▶ DIRECTIVE
Every line must be returned precisely as it is written.
>>>
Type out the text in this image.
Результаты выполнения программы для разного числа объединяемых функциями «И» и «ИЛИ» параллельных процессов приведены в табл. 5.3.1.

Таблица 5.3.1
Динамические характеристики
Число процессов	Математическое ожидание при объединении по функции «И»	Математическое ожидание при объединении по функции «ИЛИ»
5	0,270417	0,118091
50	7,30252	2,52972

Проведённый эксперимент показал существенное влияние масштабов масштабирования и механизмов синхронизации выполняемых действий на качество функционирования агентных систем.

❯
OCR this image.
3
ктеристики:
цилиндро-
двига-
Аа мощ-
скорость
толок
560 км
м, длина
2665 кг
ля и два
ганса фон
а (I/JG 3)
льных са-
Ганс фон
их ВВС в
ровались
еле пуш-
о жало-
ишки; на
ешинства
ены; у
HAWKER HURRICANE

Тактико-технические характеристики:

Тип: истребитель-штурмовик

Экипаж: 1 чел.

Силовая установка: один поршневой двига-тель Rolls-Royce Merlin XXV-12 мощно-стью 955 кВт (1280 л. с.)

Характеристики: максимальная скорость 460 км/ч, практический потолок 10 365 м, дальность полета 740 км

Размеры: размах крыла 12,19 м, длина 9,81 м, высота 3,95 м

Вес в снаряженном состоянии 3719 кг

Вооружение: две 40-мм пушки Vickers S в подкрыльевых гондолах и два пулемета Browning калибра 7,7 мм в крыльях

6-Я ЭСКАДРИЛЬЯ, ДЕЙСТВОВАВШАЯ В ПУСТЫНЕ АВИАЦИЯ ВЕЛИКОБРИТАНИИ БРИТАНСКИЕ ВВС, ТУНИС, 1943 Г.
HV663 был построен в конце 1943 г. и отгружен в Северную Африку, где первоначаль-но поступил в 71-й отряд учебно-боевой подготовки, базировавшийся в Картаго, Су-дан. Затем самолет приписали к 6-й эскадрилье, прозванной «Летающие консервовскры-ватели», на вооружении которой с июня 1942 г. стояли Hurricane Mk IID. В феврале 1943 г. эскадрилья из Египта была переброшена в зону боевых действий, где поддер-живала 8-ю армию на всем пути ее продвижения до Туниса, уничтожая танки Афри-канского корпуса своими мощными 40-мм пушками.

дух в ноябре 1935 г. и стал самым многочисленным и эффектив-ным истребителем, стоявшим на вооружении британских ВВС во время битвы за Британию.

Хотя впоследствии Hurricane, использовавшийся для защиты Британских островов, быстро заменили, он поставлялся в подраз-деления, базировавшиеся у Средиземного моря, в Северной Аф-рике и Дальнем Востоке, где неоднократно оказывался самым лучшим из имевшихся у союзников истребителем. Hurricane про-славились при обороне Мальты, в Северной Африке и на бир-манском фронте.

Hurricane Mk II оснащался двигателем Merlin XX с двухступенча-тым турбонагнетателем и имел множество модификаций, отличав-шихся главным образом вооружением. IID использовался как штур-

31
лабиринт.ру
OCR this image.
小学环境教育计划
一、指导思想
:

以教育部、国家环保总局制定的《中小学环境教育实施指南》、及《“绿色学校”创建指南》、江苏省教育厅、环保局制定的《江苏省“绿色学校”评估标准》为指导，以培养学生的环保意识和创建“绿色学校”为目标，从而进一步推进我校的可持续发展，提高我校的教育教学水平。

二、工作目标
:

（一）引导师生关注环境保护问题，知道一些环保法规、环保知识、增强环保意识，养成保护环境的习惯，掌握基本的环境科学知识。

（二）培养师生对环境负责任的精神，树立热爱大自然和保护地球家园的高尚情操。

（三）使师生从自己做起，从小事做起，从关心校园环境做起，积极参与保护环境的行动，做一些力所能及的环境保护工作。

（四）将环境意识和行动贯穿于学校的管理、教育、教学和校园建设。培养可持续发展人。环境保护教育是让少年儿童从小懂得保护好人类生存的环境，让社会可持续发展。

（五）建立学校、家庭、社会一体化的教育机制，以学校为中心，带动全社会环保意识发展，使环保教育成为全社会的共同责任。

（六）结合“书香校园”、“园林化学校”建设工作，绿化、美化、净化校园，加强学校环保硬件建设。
<<<
▶ THE REPLY
Type out the text in this image.
Результаты выполнения программы для разного числа объединяемых функциями «И» и «ИЛИ» параллельных процессов приведены в табл. 5.3.1.

Таблица 5.3.1
Динамические характеристики
Число процессов	Математическое ожидание при объединении по функции «И»	Математическое ожидание при объединении по функции «ИЛИ»
5	0,270417	0,118091
50	7,30252	2,52972

Проведённый эксперимент показал существенное влияние масштабов масштабирования и механизмов синхронизации выполняемых действий на качество функционирования агентных систем.

❯
OCR this image.
3
ктеристики:
цилиндро-
двига-
Аа мощ-
скорость
толок
560 км
м, длина
2665 кг
ля и два
ганса фон
а (I/JG 3)
льных са-
Ганс фон
их ВВС в
ровались
еле пуш-
о жало-
ишки; на
ешинства
ены; у
HAWKER HURRICANE

Тактико-технические характеристики:

Тип: истребитель-штурмовик

Экипаж: 1 чел.

Силовая установка: один поршневой двига-тель Rolls-Royce Merlin XXV-12 мощно-стью 955 кВт (1280 л. с.)

Характеристики: максимальная скорость 460 км/ч, практический потолок 10 365 м, дальность полета 740 км

Размеры: размах крыла 12,19 м, длина 9,81 м, высота 3,95 м

Вес в снаряженном состоянии 3719 кг

Вооружение: две 40-мм пушки Vickers S в подкрыльевых гондолах и два пулемета Browning калибра 7,7 мм в крыльях

6-Я ЭСКАДРИЛЬЯ, ДЕЙСТВОВАВШАЯ В ПУСТЫНЕ АВИАЦИЯ ВЕЛИКОБРИТАНИИ БРИТАНСКИЕ ВВС, ТУНИС, 1943 Г.
HV663 был построен в конце 1943 г. и отгружен в Северную Африку, где первоначаль-но поступил в 71-й отряд учебно-боевой подготовки, базировавшийся в Картаго, Су-дан. Затем самолет приписали к 6-й эскадрилье, прозванной «Летающие консервовскры-ватели», на вооружении которой с июня 1942 г. стояли Hurricane Mk IID. В феврале 1943 г. эскадрилья из Египта была переброшена в зону боевых действий, где поддер-живала 8-ю армию на всем пути ее продвижения до Туниса, уничтожая танки Афри-канского корпуса своими мощными 40-мм пушками.

дух в ноябре 1935 г. и стал самым многочисленным и эффектив-ным истребителем, стоявшим на вооружении британских ВВС во время битвы за Британию.

Хотя впоследствии Hurricane, использовавшийся для защиты Британских островов, быстро заменили, он поставлялся в подраз-деления, базировавшиеся у Средиземного моря, в Северной Аф-рике и Дальнем Востоке, где неоднократно оказывался самым лучшим из имевшихся у союзников истребителем. Hurricane про-славились при обороне Мальты, в Северной Африке и на бир-манском фронте.

Hurricane Mk II оснащался двигателем Merlin XX с двухступенча-тым турбонагнетателем и имел множество модификаций, отличав-шихся главным образом вооружением. IID использовался как штур-

31
лабиринт.ру
OCR this image.
小学环境教育计划
一、指导思想
:

以教育部、国家环保总局制定的《中小学环境教育实施指南》、及《“绿色学校”创建指南》、江苏省教育厅、环保局制定的《江苏省“绿色学校”评估标准》为指导，以培养学生的环保意识和创建“绿色学校”为目标，从而进一步推进我校的可持续发展，提高我校的教育教学水平。

二、工作目标
:

（一）引导师生关注环境保护问题，知道一些环保法规、环保知识、增强环保意识，养成保护环境的习惯，掌握基本的环境科学知识。

（二）培养师生对环境负责任的精神，树立热爱大自然和保护地球家园的高尚情操。

（三）使师生从自己做起，从小事做起，从关心校园环境做起，积极参与保护环境的行动，做一些力所能及的环境保护工作。

（四）将环境意识和行动贯穿于学校的管理、教育、教学和校园建设。培养可持续发展人。环境保护教育是让少年儿童从小懂得保护好人类生存的环境，让社会可持续发展。

（五）建立学校、家庭、社会一体化的教育机制，以学校为中心，带动全社会环保意识发展，使环保教育成为全社会的共同责任。

（六）结合“书香校园”、“园林化学校”建设工作，绿化、美化、净化校园，加强学校环保硬件建设。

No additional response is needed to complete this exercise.